__Work to be completed__.
Locate each line in the records containing "erano". Copy it.
-- Begin --
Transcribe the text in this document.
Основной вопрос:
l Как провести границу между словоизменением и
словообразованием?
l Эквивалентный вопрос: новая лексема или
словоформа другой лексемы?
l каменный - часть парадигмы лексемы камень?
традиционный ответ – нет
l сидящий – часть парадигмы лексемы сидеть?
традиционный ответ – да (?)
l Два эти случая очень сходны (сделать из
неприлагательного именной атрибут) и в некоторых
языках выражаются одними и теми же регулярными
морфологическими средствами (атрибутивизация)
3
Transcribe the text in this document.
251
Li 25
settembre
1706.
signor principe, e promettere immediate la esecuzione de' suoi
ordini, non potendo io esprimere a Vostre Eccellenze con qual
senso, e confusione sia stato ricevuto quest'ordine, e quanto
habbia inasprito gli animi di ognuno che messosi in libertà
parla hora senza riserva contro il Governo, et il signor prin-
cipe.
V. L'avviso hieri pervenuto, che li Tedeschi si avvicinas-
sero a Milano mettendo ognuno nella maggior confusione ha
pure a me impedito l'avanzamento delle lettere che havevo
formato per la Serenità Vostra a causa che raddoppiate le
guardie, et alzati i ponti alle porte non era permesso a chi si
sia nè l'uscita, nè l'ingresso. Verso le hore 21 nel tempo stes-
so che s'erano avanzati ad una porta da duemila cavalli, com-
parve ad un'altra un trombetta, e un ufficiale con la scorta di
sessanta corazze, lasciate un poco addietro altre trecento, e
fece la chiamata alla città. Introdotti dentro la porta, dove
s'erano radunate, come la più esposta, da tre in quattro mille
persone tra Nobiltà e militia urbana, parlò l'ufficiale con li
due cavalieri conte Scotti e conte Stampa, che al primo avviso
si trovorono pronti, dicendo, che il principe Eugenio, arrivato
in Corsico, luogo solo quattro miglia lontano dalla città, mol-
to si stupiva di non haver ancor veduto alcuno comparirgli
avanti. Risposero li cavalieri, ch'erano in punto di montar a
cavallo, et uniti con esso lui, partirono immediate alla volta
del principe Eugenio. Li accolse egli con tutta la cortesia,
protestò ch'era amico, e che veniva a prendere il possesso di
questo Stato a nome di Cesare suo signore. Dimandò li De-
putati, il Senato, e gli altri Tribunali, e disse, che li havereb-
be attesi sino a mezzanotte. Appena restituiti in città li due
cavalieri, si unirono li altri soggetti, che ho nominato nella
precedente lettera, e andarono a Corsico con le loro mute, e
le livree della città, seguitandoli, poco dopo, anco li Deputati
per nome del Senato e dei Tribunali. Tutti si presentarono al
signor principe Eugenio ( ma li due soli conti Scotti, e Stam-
-- End --
__Final result__.
so che s'erano avanzati ad una porta da duemila cavalli, com-
s'erano radunate, come la più esposta, da tre in quattro mille
avanti. Risposero li cavalieri, ch'erano in punto di montar a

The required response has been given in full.